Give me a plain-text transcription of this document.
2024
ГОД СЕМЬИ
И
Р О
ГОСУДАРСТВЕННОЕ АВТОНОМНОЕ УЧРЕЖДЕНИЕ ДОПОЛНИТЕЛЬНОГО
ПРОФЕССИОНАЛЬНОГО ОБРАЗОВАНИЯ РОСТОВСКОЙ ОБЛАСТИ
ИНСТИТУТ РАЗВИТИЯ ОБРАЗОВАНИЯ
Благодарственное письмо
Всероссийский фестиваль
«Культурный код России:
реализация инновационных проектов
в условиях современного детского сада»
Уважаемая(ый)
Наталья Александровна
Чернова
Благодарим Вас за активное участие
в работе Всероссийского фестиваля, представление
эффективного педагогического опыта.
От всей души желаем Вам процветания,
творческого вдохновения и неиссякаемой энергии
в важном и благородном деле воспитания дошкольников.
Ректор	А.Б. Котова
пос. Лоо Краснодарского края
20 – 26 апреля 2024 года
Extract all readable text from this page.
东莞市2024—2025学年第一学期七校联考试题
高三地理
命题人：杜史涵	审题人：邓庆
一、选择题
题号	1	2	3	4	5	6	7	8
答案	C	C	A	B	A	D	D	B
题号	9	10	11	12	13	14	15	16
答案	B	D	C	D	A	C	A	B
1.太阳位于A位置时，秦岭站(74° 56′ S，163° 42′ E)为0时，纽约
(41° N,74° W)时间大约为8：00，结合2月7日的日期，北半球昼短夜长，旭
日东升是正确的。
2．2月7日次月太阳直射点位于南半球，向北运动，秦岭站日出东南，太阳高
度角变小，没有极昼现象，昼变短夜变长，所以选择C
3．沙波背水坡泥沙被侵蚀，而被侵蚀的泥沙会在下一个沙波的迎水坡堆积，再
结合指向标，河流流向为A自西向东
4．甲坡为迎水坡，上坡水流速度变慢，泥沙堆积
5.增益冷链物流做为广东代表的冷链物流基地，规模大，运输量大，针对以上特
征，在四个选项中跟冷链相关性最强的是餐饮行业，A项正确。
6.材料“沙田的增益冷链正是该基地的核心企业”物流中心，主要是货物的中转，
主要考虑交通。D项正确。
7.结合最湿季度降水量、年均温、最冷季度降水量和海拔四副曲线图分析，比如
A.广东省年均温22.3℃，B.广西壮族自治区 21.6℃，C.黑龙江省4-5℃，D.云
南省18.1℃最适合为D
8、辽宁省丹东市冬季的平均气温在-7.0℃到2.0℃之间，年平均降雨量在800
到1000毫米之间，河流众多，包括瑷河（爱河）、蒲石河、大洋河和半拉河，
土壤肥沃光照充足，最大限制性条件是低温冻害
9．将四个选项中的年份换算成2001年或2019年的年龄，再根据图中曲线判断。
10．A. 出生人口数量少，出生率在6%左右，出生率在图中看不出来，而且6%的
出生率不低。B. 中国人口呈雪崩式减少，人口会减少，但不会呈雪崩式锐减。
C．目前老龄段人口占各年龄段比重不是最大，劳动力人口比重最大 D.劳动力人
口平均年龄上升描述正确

REQUIRED WORK:
Gather and copy every line of the data in which the string "ОБРАЗОВАНИЯ" is found.

RESPONSE BELOW:
ПРОФЕССИОНАЛЬНОГО ОБРАЗОВАНИЯ РОСТОВСКОЙ ОБЛАСТИ
ИНСТИТУТ РАЗВИТИЯ ОБРАЗОВАНИЯ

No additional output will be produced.